* **Written request**: Check every line of the data below for the string "Basics", and copy the ones that hold it.

* **Supplied material**:
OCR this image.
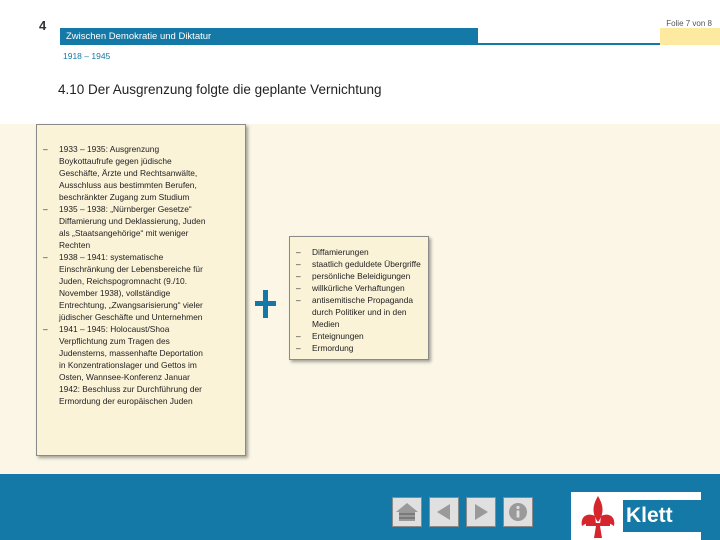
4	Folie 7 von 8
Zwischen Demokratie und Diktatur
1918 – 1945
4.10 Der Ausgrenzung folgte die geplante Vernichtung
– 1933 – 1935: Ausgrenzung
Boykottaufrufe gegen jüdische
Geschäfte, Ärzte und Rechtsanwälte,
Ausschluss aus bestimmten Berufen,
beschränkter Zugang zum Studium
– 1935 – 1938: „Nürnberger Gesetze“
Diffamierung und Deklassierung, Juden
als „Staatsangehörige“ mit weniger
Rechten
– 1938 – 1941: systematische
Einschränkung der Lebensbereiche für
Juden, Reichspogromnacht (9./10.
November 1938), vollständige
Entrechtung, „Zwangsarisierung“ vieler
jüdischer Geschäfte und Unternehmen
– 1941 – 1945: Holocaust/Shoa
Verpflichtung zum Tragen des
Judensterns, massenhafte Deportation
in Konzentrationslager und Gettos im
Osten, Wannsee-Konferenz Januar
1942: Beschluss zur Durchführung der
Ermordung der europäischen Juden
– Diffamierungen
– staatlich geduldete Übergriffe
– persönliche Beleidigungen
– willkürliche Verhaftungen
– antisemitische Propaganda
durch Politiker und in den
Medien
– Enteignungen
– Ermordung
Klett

...

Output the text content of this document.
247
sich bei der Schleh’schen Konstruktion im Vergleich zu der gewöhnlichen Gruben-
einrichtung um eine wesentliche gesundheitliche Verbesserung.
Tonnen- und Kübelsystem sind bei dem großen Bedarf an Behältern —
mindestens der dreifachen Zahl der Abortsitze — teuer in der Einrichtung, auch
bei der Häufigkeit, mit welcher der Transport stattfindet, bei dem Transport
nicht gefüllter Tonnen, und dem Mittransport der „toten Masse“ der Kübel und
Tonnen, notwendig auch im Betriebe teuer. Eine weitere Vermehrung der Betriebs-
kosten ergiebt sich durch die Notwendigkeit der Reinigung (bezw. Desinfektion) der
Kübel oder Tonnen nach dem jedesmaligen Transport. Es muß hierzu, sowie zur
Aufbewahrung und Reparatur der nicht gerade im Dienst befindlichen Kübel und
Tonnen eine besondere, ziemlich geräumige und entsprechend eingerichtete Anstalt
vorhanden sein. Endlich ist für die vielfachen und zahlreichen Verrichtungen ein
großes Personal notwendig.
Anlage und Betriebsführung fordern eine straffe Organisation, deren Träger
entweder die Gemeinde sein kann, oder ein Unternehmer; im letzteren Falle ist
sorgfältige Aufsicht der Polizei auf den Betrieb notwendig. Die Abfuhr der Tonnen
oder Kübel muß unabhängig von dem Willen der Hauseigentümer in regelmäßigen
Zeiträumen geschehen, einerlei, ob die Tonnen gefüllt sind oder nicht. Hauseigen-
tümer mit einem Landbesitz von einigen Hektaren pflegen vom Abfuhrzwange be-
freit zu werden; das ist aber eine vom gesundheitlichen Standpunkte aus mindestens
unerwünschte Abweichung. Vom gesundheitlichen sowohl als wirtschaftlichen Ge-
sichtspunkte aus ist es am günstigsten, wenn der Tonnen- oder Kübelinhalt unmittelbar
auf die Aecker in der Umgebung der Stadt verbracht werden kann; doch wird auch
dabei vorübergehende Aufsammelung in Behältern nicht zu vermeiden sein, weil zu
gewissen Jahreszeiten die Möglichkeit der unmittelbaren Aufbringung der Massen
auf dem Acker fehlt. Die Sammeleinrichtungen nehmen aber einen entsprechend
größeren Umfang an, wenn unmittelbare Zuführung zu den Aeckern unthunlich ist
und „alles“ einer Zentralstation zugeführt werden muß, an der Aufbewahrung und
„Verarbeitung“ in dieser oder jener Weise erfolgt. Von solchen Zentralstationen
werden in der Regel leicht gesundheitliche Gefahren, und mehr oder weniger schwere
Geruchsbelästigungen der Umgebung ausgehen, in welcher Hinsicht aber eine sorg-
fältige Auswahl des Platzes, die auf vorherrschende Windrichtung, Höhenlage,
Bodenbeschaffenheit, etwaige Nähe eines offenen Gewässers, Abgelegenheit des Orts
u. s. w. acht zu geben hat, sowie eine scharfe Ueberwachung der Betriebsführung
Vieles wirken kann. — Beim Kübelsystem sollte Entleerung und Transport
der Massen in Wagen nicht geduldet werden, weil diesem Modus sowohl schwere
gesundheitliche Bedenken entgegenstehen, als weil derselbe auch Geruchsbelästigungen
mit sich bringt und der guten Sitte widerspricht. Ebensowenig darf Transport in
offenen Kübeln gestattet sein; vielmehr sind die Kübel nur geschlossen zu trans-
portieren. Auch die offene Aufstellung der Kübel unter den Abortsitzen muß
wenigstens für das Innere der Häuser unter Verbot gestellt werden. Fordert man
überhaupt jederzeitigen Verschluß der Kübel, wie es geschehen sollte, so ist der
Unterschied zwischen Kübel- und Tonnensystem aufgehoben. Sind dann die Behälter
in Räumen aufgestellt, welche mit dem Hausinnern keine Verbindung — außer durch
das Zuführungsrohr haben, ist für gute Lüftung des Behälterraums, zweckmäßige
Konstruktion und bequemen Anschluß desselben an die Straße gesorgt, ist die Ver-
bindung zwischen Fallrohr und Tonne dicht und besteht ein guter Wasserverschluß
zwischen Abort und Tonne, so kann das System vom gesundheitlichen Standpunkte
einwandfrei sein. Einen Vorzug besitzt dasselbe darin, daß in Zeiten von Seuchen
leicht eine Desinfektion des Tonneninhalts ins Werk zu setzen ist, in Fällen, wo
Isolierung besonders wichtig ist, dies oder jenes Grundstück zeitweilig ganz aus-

--

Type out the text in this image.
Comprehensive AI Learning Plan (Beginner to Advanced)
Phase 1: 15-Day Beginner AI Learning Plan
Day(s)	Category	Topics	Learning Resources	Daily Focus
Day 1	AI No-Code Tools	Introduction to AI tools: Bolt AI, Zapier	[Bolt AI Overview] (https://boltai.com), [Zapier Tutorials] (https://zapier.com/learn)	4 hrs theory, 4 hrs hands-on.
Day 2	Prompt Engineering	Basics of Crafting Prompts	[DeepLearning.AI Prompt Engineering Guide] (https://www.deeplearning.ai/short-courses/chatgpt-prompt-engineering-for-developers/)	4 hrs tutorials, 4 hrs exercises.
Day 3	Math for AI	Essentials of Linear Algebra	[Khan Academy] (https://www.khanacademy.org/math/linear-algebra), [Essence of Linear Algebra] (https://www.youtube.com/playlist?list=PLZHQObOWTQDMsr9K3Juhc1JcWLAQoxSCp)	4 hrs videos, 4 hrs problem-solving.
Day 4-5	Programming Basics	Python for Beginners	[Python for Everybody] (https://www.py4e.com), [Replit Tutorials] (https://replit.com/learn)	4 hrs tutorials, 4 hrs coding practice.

* **Completed exercise**:
Day 2	Prompt Engineering	Basics of Crafting Prompts	[DeepLearning.AI Prompt Engineering Guide] (https://www.deeplearning.ai/short-courses/chatgpt-prompt-engineering-for-developers/)	4 hrs tutorials, 4 hrs exercises.
Day 4-5	Programming Basics	Python for Beginners	[Python for Everybody] (https://www.py4e.com), [Replit Tutorials] (https://replit.com/learn)	4 hrs tutorials, 4 hrs coding practice.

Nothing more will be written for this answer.